• Task input
++++

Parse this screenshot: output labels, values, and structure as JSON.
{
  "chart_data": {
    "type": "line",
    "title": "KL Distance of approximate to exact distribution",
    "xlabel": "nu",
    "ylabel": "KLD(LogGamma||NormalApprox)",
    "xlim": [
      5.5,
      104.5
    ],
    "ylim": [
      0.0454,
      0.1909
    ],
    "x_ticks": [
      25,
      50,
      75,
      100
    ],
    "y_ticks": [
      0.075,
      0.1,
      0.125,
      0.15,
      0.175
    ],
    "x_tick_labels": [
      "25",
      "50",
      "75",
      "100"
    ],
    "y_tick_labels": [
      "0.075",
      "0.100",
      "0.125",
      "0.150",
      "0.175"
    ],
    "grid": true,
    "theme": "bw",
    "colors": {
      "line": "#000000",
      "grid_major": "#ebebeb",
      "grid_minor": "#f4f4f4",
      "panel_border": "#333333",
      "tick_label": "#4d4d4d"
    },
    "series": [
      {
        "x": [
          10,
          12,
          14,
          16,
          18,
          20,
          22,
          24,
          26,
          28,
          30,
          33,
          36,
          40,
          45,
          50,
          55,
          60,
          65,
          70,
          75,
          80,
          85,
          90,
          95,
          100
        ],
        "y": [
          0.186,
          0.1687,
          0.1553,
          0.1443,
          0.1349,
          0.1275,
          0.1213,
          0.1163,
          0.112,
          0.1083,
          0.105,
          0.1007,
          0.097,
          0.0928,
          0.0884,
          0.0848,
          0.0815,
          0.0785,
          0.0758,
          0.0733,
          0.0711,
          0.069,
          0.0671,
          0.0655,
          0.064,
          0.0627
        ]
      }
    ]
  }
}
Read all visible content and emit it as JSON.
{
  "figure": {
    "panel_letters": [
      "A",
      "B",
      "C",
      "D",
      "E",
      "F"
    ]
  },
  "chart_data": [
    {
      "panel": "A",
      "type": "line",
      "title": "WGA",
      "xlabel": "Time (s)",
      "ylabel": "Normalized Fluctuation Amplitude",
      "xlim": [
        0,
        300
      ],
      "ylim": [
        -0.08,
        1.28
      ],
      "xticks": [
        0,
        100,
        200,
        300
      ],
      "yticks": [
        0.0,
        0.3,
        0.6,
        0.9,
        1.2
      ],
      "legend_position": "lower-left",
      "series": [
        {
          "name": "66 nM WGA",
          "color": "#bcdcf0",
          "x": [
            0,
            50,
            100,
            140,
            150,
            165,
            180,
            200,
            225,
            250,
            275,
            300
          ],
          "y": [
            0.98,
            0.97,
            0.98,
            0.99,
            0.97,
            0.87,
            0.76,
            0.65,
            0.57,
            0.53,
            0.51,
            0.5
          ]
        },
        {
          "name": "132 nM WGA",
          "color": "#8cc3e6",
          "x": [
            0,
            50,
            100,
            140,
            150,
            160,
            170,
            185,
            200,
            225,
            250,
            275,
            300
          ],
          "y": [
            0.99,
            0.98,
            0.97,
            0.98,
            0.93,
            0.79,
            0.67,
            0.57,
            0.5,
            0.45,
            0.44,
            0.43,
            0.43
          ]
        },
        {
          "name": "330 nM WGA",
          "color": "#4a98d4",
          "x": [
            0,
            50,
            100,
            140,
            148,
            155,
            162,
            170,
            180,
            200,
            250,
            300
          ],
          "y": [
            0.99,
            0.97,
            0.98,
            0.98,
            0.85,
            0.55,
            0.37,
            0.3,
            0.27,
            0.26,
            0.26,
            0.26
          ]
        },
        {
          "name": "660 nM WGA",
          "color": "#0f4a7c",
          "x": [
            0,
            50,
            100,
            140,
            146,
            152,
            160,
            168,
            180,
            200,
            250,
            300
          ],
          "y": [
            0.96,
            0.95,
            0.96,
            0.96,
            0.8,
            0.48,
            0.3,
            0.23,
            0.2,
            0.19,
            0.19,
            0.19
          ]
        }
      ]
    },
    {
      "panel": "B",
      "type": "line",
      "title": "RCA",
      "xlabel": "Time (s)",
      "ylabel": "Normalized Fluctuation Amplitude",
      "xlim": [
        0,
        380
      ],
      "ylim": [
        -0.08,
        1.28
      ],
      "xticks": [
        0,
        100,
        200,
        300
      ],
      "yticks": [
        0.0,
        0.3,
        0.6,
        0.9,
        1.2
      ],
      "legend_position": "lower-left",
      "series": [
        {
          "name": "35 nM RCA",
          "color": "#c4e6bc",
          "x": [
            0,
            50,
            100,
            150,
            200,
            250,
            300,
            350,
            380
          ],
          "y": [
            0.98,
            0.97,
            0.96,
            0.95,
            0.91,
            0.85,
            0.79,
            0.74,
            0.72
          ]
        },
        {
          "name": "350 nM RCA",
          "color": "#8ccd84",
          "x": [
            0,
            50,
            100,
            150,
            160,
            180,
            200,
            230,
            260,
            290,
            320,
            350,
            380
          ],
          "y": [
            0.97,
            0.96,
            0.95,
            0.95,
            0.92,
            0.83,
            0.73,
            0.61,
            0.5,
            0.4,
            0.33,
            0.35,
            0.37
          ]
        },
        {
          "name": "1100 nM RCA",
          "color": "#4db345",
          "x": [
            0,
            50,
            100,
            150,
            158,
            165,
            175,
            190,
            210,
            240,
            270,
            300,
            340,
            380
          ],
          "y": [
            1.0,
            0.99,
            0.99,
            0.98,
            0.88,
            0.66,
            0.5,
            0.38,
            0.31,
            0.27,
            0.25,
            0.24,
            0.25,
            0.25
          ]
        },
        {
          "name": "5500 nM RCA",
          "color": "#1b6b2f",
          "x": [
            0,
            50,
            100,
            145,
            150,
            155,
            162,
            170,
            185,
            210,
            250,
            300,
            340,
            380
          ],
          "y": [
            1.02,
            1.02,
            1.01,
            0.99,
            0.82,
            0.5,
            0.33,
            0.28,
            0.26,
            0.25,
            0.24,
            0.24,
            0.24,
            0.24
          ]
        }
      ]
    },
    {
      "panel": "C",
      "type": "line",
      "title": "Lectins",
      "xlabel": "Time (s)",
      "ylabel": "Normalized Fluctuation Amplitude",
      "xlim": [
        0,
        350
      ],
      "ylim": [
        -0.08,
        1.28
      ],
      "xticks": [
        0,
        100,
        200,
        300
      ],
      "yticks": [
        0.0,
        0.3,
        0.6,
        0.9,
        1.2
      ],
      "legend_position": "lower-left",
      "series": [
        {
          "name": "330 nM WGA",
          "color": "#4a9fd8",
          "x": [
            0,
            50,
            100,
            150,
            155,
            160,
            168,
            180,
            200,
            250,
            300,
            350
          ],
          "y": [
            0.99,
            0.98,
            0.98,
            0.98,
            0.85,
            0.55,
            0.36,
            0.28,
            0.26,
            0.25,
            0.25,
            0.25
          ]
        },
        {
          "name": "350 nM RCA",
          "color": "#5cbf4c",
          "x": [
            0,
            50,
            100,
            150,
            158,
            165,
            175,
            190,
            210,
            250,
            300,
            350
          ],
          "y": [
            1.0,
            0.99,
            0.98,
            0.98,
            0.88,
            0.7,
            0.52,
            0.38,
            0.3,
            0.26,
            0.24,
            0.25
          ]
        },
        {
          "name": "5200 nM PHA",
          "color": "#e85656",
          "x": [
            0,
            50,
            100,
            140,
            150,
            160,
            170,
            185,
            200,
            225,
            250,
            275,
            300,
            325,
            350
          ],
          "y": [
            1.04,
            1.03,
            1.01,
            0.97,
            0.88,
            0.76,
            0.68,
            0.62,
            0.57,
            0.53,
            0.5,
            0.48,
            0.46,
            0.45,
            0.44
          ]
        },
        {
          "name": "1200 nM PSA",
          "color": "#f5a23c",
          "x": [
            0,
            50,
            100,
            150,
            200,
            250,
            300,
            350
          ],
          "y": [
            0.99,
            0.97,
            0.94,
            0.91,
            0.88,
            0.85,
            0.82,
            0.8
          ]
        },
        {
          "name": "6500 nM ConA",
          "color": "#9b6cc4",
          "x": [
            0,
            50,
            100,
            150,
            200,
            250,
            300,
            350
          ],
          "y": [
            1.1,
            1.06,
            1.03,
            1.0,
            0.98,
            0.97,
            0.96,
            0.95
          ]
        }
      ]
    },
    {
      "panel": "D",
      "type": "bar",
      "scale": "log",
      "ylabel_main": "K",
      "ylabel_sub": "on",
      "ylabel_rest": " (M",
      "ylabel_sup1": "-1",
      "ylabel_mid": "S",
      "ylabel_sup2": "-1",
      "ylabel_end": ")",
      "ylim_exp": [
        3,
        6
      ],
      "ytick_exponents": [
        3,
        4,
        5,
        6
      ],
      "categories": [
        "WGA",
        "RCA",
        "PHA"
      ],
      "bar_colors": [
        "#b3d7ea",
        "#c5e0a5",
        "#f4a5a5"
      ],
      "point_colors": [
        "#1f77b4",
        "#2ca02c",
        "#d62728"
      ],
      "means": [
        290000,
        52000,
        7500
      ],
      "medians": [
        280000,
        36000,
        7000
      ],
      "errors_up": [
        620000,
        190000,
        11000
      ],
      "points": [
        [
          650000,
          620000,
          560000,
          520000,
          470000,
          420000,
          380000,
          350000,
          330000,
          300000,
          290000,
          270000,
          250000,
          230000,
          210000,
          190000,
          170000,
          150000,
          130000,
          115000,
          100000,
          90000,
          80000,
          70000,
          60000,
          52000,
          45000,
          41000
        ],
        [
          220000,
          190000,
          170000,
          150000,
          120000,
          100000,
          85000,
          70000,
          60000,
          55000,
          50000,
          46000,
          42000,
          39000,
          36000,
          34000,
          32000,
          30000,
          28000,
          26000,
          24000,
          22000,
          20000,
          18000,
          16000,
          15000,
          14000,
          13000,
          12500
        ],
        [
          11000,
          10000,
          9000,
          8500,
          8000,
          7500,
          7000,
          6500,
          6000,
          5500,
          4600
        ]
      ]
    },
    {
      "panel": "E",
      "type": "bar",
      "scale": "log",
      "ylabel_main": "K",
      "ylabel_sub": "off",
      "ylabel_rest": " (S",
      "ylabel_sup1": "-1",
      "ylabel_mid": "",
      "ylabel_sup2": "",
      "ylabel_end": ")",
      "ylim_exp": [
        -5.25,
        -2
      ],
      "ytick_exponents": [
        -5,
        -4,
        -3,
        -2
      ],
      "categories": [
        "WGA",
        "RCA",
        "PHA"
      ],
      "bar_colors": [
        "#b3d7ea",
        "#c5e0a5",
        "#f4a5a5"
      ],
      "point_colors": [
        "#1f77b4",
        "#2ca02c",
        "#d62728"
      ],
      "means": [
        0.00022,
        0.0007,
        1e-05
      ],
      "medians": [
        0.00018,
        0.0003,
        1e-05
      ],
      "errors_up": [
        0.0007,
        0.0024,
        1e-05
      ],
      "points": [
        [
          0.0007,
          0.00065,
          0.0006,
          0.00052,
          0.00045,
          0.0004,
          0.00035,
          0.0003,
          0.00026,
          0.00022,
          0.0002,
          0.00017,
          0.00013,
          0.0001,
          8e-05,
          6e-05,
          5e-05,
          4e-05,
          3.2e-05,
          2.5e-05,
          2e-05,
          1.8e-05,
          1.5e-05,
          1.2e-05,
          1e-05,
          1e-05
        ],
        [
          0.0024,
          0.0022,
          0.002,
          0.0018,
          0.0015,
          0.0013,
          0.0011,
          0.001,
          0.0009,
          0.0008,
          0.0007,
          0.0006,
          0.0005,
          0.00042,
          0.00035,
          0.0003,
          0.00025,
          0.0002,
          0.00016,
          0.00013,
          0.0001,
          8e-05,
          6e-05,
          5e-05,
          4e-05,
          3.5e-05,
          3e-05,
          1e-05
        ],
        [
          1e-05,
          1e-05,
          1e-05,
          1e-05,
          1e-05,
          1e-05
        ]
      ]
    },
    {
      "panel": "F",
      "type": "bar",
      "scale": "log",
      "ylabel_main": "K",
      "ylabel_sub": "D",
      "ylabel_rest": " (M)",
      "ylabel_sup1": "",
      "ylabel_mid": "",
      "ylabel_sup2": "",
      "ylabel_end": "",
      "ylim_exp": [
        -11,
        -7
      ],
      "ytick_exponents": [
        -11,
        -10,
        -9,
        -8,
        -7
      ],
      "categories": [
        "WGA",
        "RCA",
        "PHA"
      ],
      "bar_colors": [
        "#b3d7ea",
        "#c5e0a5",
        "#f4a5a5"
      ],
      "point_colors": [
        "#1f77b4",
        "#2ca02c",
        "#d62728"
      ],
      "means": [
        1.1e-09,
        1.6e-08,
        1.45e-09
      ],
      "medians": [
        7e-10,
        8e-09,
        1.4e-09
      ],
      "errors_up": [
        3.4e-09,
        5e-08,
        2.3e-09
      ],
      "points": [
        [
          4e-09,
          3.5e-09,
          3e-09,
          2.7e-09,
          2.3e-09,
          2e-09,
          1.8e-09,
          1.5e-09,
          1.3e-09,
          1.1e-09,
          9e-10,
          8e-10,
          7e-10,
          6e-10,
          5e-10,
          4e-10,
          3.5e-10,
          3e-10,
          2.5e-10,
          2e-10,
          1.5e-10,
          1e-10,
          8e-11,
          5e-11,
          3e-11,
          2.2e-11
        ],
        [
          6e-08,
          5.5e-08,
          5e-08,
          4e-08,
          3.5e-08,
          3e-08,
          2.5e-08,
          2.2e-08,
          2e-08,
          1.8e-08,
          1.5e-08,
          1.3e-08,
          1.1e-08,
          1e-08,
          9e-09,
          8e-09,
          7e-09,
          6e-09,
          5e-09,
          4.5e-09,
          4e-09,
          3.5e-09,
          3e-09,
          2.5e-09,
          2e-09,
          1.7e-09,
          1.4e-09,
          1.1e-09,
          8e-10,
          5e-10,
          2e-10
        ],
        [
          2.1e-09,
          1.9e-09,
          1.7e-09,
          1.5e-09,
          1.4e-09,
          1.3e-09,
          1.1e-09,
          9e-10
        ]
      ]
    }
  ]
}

++++

• Stated problem
Across the data, tally the lines containing "title" and give back the number alone.

• Task response
4